* [GIVEN REQUEST] Copy the data exactly as it appears, and do not include any pictures.

[Chart and figure data]
========================================

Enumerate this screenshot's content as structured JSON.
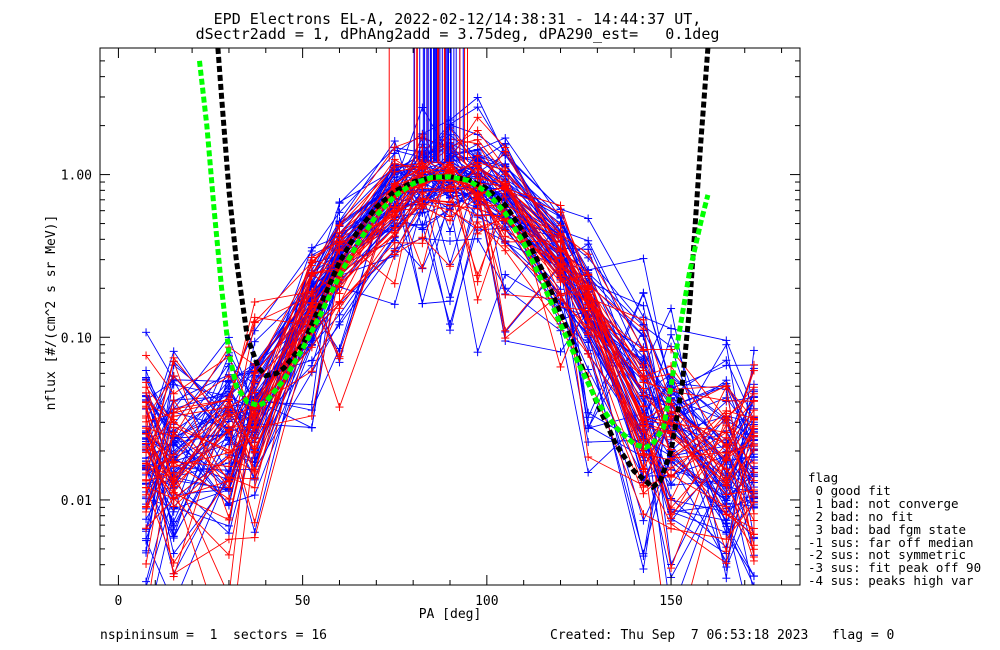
{
  "header": {
    "title_line1": "EPD Electrons EL-A, 2022-02-12/14:38:31 - 14:44:37 UT,",
    "title_line2": "dSectr2add = 1, dPhAng2add = 3.75deg, dPA290_est=   0.1deg"
  },
  "footer": {
    "left": "nspininsum =  1  sectors = 16",
    "right": "Created: Thu Sep  7 06:53:18 2023   flag = 0"
  },
  "legend": {
    "title": "flag",
    "items": [
      " 0 good fit",
      " 1 bad: not converge",
      " 2 bad: no fit",
      " 3 bad: bad fgm state",
      "-1 sus: far off median",
      "-2 sus: not symmetric",
      "-3 sus: fit peak off 90",
      "-4 sus: peaks high var"
    ]
  },
  "chart_data": {
    "type": "line",
    "xlabel": "PA [deg]",
    "ylabel": "nflux [#/(cm^2 s sr MeV)]",
    "xlim": [
      -5,
      185
    ],
    "ylim": [
      0.003,
      6.0
    ],
    "yscale": "log",
    "x_ticks": [
      "0",
      "50",
      "100",
      "150"
    ],
    "x_tick_values": [
      0,
      50,
      100,
      150
    ],
    "y_ticks": [
      "0.01",
      "0.10",
      "1.00"
    ],
    "y_tick_values": [
      0.01,
      0.1,
      1.0
    ],
    "pa_bins": [
      7.5,
      15,
      30,
      37,
      52.5,
      60,
      75,
      82.5,
      90,
      97.5,
      105,
      120,
      127.5,
      142.5,
      150,
      165,
      172.5
    ],
    "series": [
      {
        "color": "#0000ff",
        "count": 60,
        "marker": "plus"
      },
      {
        "color": "#ff0000",
        "count": 35,
        "marker": "plus"
      }
    ],
    "fit_curves": [
      {
        "color": "#000000",
        "dash": true,
        "x": [
          27,
          28,
          30,
          32,
          35,
          38,
          40,
          43,
          45,
          50,
          55,
          60,
          65,
          70,
          75,
          80,
          85,
          90,
          95,
          100,
          105,
          110,
          115,
          120,
          125,
          130,
          135,
          140,
          145,
          147,
          150,
          153,
          155,
          158,
          160
        ],
        "y": [
          6.0,
          3.0,
          0.8,
          0.3,
          0.1,
          0.065,
          0.058,
          0.06,
          0.065,
          0.09,
          0.16,
          0.29,
          0.45,
          0.63,
          0.79,
          0.9,
          0.96,
          0.97,
          0.93,
          0.82,
          0.65,
          0.44,
          0.26,
          0.14,
          0.073,
          0.039,
          0.022,
          0.015,
          0.012,
          0.013,
          0.02,
          0.05,
          0.15,
          1.5,
          6.0
        ]
      },
      {
        "color": "#00ff00",
        "dash": true,
        "x": [
          22,
          24,
          26,
          28,
          30,
          32,
          35,
          38,
          40,
          45,
          50,
          55,
          60,
          65,
          70,
          75,
          80,
          85,
          90,
          95,
          100,
          105,
          110,
          115,
          120,
          125,
          130,
          135,
          140,
          143,
          145,
          148,
          150,
          152,
          155,
          158,
          160
        ],
        "y": [
          5.0,
          2.0,
          0.6,
          0.2,
          0.08,
          0.05,
          0.04,
          0.038,
          0.04,
          0.055,
          0.085,
          0.14,
          0.24,
          0.38,
          0.56,
          0.74,
          0.88,
          0.96,
          0.97,
          0.92,
          0.78,
          0.58,
          0.38,
          0.22,
          0.12,
          0.068,
          0.04,
          0.028,
          0.022,
          0.021,
          0.022,
          0.028,
          0.05,
          0.1,
          0.25,
          0.5,
          0.75
        ]
      }
    ],
    "colors": {
      "blue_series": "#0000ff",
      "red_series": "#ff0000",
      "fit_black": "#000000",
      "fit_green": "#00ff00"
    }
  }
}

========================================

* [ANSWER TO THE EXERCISE]
Enumerate this screenshot's content as structured JSON.
{
  "header": {
    "title_line1": "EPD Electrons EL-A, 2022-02-12/14:38:31 - 14:44:37 UT,",
    "title_line2": "dSectr2add = 1, dPhAng2add = 3.75deg, dPA290_est=   0.1deg"
  },
  "footer": {
    "left": "nspininsum =  1  sectors = 16",
    "right": "Created: Thu Sep  7 06:53:18 2023   flag = 0"
  },
  "legend": {
    "title": "flag",
    "items": [
      " 0 good fit",
      " 1 bad: not converge",
      " 2 bad: no fit",
      " 3 bad: bad fgm state",
      "-1 sus: far off median",
      "-2 sus: not symmetric",
      "-3 sus: fit peak off 90",
      "-4 sus: peaks high var"
    ]
  },
  "chart_data": {
    "type": "line",
    "xlabel": "PA [deg]",
    "ylabel": "nflux [#/(cm^2 s sr MeV)]",
    "xlim": [
      -5,
      185
    ],
    "ylim": [
      0.003,
      6.0
    ],
    "yscale": "log",
    "x_ticks": [
      "0",
      "50",
      "100",
      "150"
    ],
    "x_tick_values": [
      0,
      50,
      100,
      150
    ],
    "y_ticks": [
      "0.01",
      "0.10",
      "1.00"
    ],
    "y_tick_values": [
      0.01,
      0.1,
      1.0
    ],
    "pa_bins": [
      7.5,
      15,
      30,
      37,
      52.5,
      60,
      75,
      82.5,
      90,
      97.5,
      105,
      120,
      127.5,
      142.5,
      150,
      165,
      172.5
    ],
    "series": [
      {
        "color": "#0000ff",
        "count": 60,
        "marker": "plus"
      },
      {
        "color": "#ff0000",
        "count": 35,
        "marker": "plus"
      }
    ],
    "fit_curves": [
      {
        "color": "#000000",
        "dash": true,
        "x": [
          27,
          28,
          30,
          32,
          35,
          38,
          40,
          43,
          45,
          50,
          55,
          60,
          65,
          70,
          75,
          80,
          85,
          90,
          95,
          100,
          105,
          110,
          115,
          120,
          125,
          130,
          135,
          140,
          145,
          147,
          150,
          153,
          155,
          158,
          160
        ],
        "y": [
          6.0,
          3.0,
          0.8,
          0.3,
          0.1,
          0.065,
          0.058,
          0.06,
          0.065,
          0.09,
          0.16,
          0.29,
          0.45,
          0.63,
          0.79,
          0.9,
          0.96,
          0.97,
          0.93,
          0.82,
          0.65,
          0.44,
          0.26,
          0.14,
          0.073,
          0.039,
          0.022,
          0.015,
          0.012,
          0.013,
          0.02,
          0.05,
          0.15,
          1.5,
          6.0
        ]
      },
      {
        "color": "#00ff00",
        "dash": true,
        "x": [
          22,
          24,
          26,
          28,
          30,
          32,
          35,
          38,
          40,
          45,
          50,
          55,
          60,
          65,
          70,
          75,
          80,
          85,
          90,
          95,
          100,
          105,
          110,
          115,
          120,
          125,
          130,
          135,
          140,
          143,
          145,
          148,
          150,
          152,
          155,
          158,
          160
        ],
        "y": [
          5.0,
          2.0,
          0.6,
          0.2,
          0.08,
          0.05,
          0.04,
          0.038,
          0.04,
          0.055,
          0.085,
          0.14,
          0.24,
          0.38,
          0.56,
          0.74,
          0.88,
          0.96,
          0.97,
          0.92,
          0.78,
          0.58,
          0.38,
          0.22,
          0.12,
          0.068,
          0.04,
          0.028,
          0.022,
          0.021,
          0.022,
          0.028,
          0.05,
          0.1,
          0.25,
          0.5,
          0.75
        ]
      }
    ],
    "colors": {
      "blue_series": "#0000ff",
      "red_series": "#ff0000",
      "fit_black": "#000000",
      "fit_green": "#00ff00"
    }
  }
}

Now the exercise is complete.